━━━ Reading text

On the surface at least, one might expect New York activists to fully support Rojava, that is to say an area comprised of Kurdish cantons within northern Syria.  The Kurds have been promoting arguably the most radical experiment in direct democracy in recent memory, from feminist empowerment to eco-socialist revolution to ethnic pluralism to economic cooperatives.  Though perhaps not all Syrian Kurds would choose to define themselves as such, Rojava displays many core anarchist beliefs from conducting business on a barter system to neighborhood communes to sustainable farms.

 

Rojava has taken on patriarchy with a vengeance, and women must comprise at least 40 percent of all governing bodies.  Moreover, women serve in Kurdish military units along their male counterparts.  Meanwhile, local assemblies must include not just Kurds but other minorities.  Determined not to repeat tired old political models of the past, Kurdish leaders believe the nation state itself is bankrupt.  In line with such notions, Rojava has proclaimed a "social contract" rather than a constitution, which places great importance on environmentalism and equality while rejecting state, religious or military-style nationalism.

━━━━━━

- _Task set_
1 – In the passage on Rojava, set down word for word the part starting at "On the surface" and ending at "to sustainable farms.".
2 – Answer these questions from the passage on Rojava:
(a) Rojava is made up of Kurdish cantons in which part of Syria?
(b) Women must make up at least what share of all governing bodies?
(c) What has Rojava proclaimed in place of a constitution?

━━━ Source excerpt

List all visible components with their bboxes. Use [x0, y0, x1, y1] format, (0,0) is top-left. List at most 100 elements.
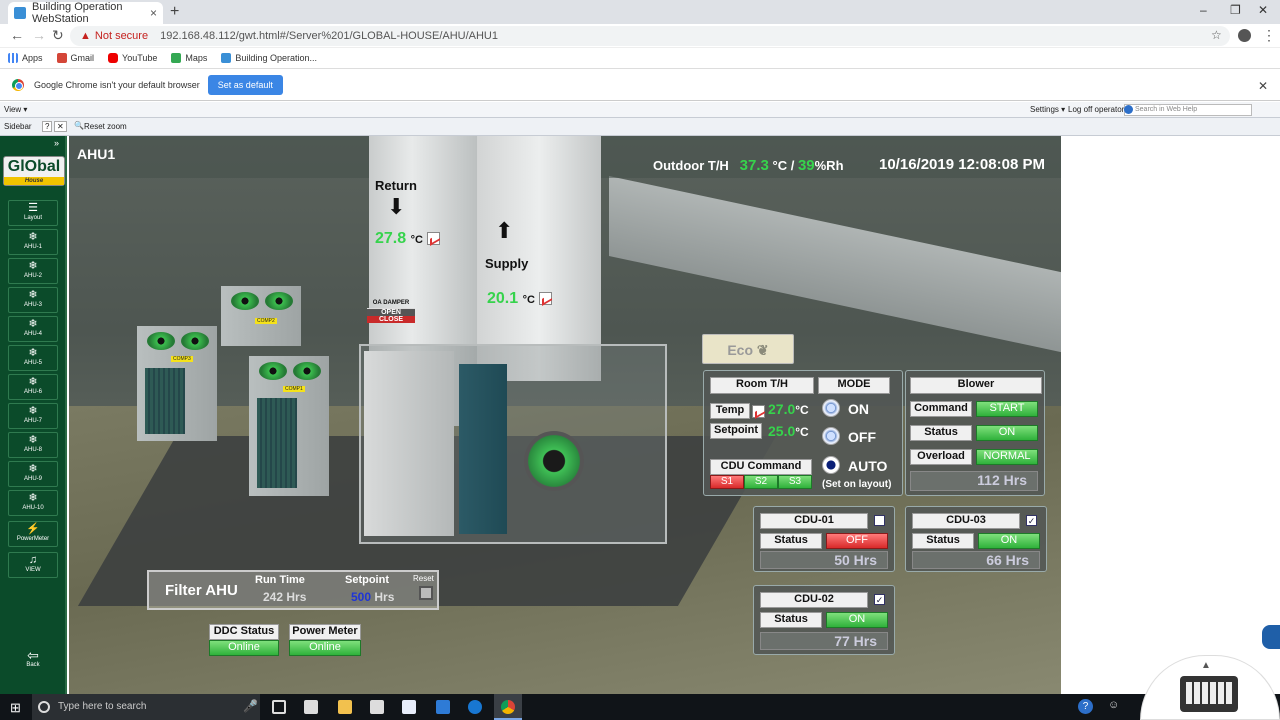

━━━━━━

- _The results_
1 –
On the surface at least, one might expect New York activists to fully support Rojava, that is to say an area comprised of Kurdish cantons within northern Syria.  The Kurds have been promoting arguably the most radical experiment in direct democracy in recent memory, from feminist empowerment to eco-socialist revolution to ethnic pluralism to economic cooperatives.  Though perhaps not all Syrian Kurds would choose to define themselves as such, Rojava displays many core anarchist beliefs from conducting business on a barter system to neighborhood communes to sustainable farms.

2 –
(a) Northern Syria
(b) 40 percent
(c) A "social contract"